* _EXERCISE DETAILS_
Go through the entries below and copy each line containing the word "中华映管".

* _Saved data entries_
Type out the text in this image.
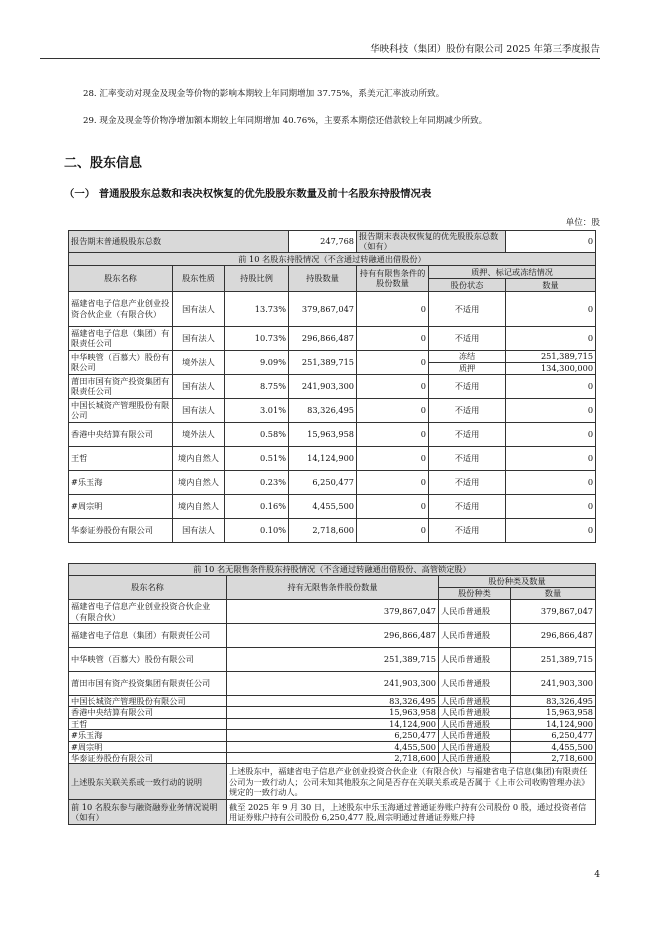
华映科技（集团）股份有限公司 2025 年第三季度报告
28. 汇率变动对现金及现金等价物的影响本期较上年同期增加 37.75%，系美元汇率波动所致。
29. 现金及现金等价物净增加额本期较上年同期增加 40.76%，主要系本期偿还借款较上年同期减少所致。
二、股东信息
（一） 普通股股东总数和表决权恢复的优先股股东数量及前十名股东持股情况表
单位：股
报告期末普通股股东总数			247,768	报告期末表决权恢复的优先股股东总数（如有）		0
前 10 名股东持股情况（不含通过转融通出借股份）						
股东名称	股东性质	持股比例	持股数量	持有有限售条件的股份数量	质押、标记或冻结情况	
					股份状态	数量
福建省电子信息产业创业投资合伙企业（有限合伙）	国有法人	13.73%	379,867,047	0	不适用	0
福建省电子信息（集团）有限责任公司	国有法人	10.73%	296,866,487	0	不适用	0
中华映管（百慕大）股份有限公司	境外法人	9.09%	251,389,715	0	冻结	251,389,715
					质押	134,300,000
莆田市国有资产投资集团有限责任公司	国有法人	8.75%	241,903,300	0	不适用	0
中国长城资产管理股份有限公司	国有法人	3.01%	83,326,495	0	不适用	0
香港中央结算有限公司	境外法人	0.58%	15,963,958	0	不适用	0
王哲	境内自然人	0.51%	14,124,900	0	不适用	0
#乐玉海	境内自然人	0.23%	6,250,477	0	不适用	0
#周宗明	境内自然人	0.16%	4,455,500	0	不适用	0
华泰证券股份有限公司	国有法人	0.10%	2,718,600	0	不适用	0
前 10 名无限售条件股东持股情况（不含通过转融通出借股份、高管锁定股）			
股东名称	持有无限售条件股份数量	股份种类及数量	
		股份种类	数量
福建省电子信息产业创业投资合伙企业（有限合伙）	379,867,047	人民币普通股	379,867,047
福建省电子信息（集团）有限责任公司	296,866,487	人民币普通股	296,866,487
中华映管（百慕大）股份有限公司	251,389,715	人民币普通股	251,389,715
莆田市国有资产投资集团有限责任公司	241,903,300	人民币普通股	241,903,300
中国长城资产管理股份有限公司	83,326,495	人民币普通股	83,326,495
香港中央结算有限公司	15,963,958	人民币普通股	15,963,958
王哲	14,124,900	人民币普通股	14,124,900
#乐玉海	6,250,477	人民币普通股	6,250,477
#周宗明	4,455,500	人民币普通股	4,455,500
华泰证券股份有限公司	2,718,600	人民币普通股	2,718,600
上述股东关联关系或一致行动的说明	上述股东中，福建省电子信息产业创业投资合伙企业（有限合伙）与福建省电子信息(集团)有限责任公司为一致行动人；公司未知其他股东之间是否存在关联关系或是否属于《上市公司收购管理办法》规定的一致行动人。		
前 10 名股东参与融资融券业务情况说明（如有）	截至 2025 年 9 月 30 日，上述股东中乐玉海通过普通证券账户持有公司股份 0 股，通过投资者信用证券账户持有公司股份 6,250,477 股,周宗明通过普通证券账户持		
4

* _EXERCISE SOLUTION_
中华映管（百慕大）股份有限公司	境外法人	9.09%	251,389,715	0	冻结	251,389,715
中华映管（百慕大）股份有限公司	251,389,715	人民币普通股	251,389,715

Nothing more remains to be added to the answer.